- [GIVEN REQUEST] In the entries that follow, find the word "color" and report each line it is on.

--- RECORDS SHOWN ---

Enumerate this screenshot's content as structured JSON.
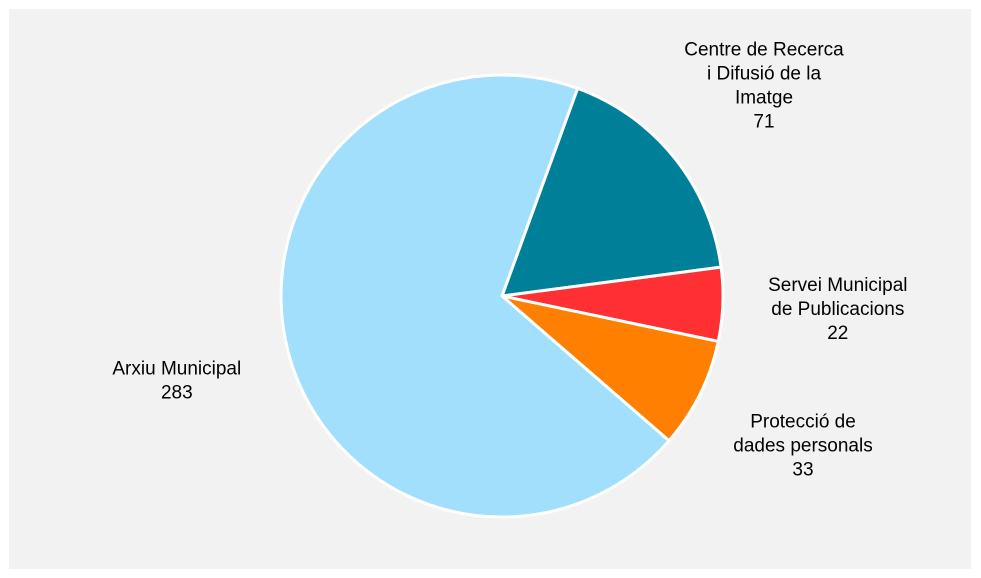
{
  "chart_data": {
    "type": "pie",
    "title": "",
    "slices": [
      {
        "label_lines": [
          "Centre de Recerca",
          "i Difusió de la",
          "Imatge"
        ],
        "value": 71,
        "color": "#007f99"
      },
      {
        "label_lines": [
          "Servei Municipal",
          "de Publicacions"
        ],
        "value": 22,
        "color": "#ff3033"
      },
      {
        "label_lines": [
          "Protecció de",
          "dades personals"
        ],
        "value": 33,
        "color": "#ff7f00"
      },
      {
        "label_lines": [
          "Arxiu Municipal"
        ],
        "value": 283,
        "color": "#a1dffc"
      }
    ]
  }
}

---

- [RESPONSE TO THE TASK]
        "color": "#007f99"
        "color": "#ff3033"
        "color": "#ff7f00"
        "color": "#a1dffc"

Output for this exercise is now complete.